PROBLEM DETAILS
The data must be written out once more, precisely as given.

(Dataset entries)

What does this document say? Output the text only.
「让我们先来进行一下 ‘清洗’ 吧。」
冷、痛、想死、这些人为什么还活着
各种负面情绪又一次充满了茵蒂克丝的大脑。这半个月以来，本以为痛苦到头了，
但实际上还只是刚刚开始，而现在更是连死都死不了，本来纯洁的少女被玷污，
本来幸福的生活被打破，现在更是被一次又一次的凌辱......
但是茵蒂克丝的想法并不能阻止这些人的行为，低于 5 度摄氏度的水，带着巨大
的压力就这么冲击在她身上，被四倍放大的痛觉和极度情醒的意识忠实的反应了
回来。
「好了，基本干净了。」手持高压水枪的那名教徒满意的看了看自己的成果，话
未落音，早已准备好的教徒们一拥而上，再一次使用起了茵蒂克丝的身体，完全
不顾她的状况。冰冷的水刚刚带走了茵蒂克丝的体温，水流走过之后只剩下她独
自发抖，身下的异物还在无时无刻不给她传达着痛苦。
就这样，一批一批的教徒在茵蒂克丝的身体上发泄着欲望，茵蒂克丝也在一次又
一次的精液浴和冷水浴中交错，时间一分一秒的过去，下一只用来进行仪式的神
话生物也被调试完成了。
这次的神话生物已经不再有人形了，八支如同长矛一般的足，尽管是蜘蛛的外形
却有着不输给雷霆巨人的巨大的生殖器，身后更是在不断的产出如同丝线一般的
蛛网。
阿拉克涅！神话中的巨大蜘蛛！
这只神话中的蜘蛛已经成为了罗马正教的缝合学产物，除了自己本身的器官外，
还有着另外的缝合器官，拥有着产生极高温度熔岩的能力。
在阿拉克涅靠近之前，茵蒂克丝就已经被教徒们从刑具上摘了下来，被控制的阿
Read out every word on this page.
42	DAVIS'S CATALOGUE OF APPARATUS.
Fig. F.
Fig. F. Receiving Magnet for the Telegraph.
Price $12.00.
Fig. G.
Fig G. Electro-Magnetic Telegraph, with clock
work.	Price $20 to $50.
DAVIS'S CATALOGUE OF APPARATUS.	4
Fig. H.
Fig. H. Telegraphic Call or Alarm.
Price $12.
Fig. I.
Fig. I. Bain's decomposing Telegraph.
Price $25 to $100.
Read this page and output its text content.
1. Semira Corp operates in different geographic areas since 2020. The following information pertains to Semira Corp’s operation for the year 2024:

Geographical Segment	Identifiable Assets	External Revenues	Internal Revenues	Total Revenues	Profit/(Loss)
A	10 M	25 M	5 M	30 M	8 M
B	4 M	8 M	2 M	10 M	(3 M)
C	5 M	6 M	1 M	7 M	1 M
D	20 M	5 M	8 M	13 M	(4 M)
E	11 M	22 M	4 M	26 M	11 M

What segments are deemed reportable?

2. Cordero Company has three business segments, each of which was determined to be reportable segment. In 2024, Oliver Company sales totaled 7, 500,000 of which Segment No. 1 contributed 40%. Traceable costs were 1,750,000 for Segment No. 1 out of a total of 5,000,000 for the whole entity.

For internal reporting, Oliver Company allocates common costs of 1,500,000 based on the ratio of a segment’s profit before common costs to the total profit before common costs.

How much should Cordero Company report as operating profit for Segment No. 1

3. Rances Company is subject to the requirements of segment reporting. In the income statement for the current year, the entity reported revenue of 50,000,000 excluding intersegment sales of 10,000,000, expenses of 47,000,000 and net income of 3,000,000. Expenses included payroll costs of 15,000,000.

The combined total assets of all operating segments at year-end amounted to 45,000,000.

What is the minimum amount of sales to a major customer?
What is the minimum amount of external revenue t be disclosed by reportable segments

THE OUTPUT
What does this document say? Output the text only.
「让我们先来进行一下 ‘清洗’ 吧。」
冷、痛、想死、这些人为什么还活着
各种负面情绪又一次充满了茵蒂克丝的大脑。这半个月以来，本以为痛苦到头了，
但实际上还只是刚刚开始，而现在更是连死都死不了，本来纯洁的少女被玷污，
本来幸福的生活被打破，现在更是被一次又一次的凌辱......
但是茵蒂克丝的想法并不能阻止这些人的行为，低于 5 度摄氏度的水，带着巨大
的压力就这么冲击在她身上，被四倍放大的痛觉和极度情醒的意识忠实的反应了
回来。
「好了，基本干净了。」手持高压水枪的那名教徒满意的看了看自己的成果，话
未落音，早已准备好的教徒们一拥而上，再一次使用起了茵蒂克丝的身体，完全
不顾她的状况。冰冷的水刚刚带走了茵蒂克丝的体温，水流走过之后只剩下她独
自发抖，身下的异物还在无时无刻不给她传达着痛苦。
就这样，一批一批的教徒在茵蒂克丝的身体上发泄着欲望，茵蒂克丝也在一次又
一次的精液浴和冷水浴中交错，时间一分一秒的过去，下一只用来进行仪式的神
话生物也被调试完成了。
这次的神话生物已经不再有人形了，八支如同长矛一般的足，尽管是蜘蛛的外形
却有着不输给雷霆巨人的巨大的生殖器，身后更是在不断的产出如同丝线一般的
蛛网。
阿拉克涅！神话中的巨大蜘蛛！
这只神话中的蜘蛛已经成为了罗马正教的缝合学产物，除了自己本身的器官外，
还有着另外的缝合器官，拥有着产生极高温度熔岩的能力。
在阿拉克涅靠近之前，茵蒂克丝就已经被教徒们从刑具上摘了下来，被控制的阿
Read out every word on this page.
42	DAVIS'S CATALOGUE OF APPARATUS.
Fig. F.
Fig. F. Receiving Magnet for the Telegraph.
Price $12.00.
Fig. G.
Fig G. Electro-Magnetic Telegraph, with clock
work.	Price $20 to $50.
DAVIS'S CATALOGUE OF APPARATUS.	4
Fig. H.
Fig. H. Telegraphic Call or Alarm.
Price $12.
Fig. I.
Fig. I. Bain's decomposing Telegraph.
Price $25 to $100.
Read this page and output its text content.
1. Semira Corp operates in different geographic areas since 2020. The following information pertains to Semira Corp’s operation for the year 2024:

Geographical Segment	Identifiable Assets	External Revenues	Internal Revenues	Total Revenues	Profit/(Loss)
A	10 M	25 M	5 M	30 M	8 M
B	4 M	8 M	2 M	10 M	(3 M)
C	5 M	6 M	1 M	7 M	1 M
D	20 M	5 M	8 M	13 M	(4 M)
E	11 M	22 M	4 M	26 M	11 M

What segments are deemed reportable?

2. Cordero Company has three business segments, each of which was determined to be reportable segment. In 2024, Oliver Company sales totaled 7, 500,000 of which Segment No. 1 contributed 40%. Traceable costs were 1,750,000 for Segment No. 1 out of a total of 5,000,000 for the whole entity.

For internal reporting, Oliver Company allocates common costs of 1,500,000 based on the ratio of a segment’s profit before common costs to the total profit before common costs.

How much should Cordero Company report as operating profit for Segment No. 1

3. Rances Company is subject to the requirements of segment reporting. In the income statement for the current year, the entity reported revenue of 50,000,000 excluding intersegment sales of 10,000,000, expenses of 47,000,000 and net income of 3,000,000. Expenses included payroll costs of 15,000,000.

The combined total assets of all operating segments at year-end amounted to 45,000,000.

What is the minimum amount of sales to a major customer?
What is the minimum amount of external revenue t be disclosed by reportable segments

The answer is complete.